-- Materials provided follows --
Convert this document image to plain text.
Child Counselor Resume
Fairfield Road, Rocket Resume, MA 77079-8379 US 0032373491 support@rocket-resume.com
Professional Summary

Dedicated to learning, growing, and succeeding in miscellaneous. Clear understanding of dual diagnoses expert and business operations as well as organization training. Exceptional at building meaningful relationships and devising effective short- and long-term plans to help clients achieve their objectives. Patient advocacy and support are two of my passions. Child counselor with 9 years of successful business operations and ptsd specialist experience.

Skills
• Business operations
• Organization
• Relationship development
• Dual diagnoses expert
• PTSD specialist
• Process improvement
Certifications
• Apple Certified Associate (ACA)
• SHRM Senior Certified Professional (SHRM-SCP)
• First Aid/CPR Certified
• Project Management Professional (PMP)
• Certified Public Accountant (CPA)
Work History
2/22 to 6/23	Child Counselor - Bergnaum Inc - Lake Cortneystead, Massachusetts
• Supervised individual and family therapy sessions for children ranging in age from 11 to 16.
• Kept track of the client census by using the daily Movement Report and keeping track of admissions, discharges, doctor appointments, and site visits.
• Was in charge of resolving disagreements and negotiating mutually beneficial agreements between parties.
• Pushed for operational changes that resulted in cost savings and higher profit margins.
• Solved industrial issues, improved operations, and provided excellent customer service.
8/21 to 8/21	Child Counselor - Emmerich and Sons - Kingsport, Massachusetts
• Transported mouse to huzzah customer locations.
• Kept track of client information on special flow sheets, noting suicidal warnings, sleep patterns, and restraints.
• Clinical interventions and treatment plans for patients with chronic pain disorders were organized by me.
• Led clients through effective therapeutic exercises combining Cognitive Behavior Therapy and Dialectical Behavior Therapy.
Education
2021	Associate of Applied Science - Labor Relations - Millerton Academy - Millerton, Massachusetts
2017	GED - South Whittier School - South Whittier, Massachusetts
-- Materials provided concluded --
Exercise aim:
Count the lines of the data that include the string "specialist", and give only that number.

Response to the exercise:
2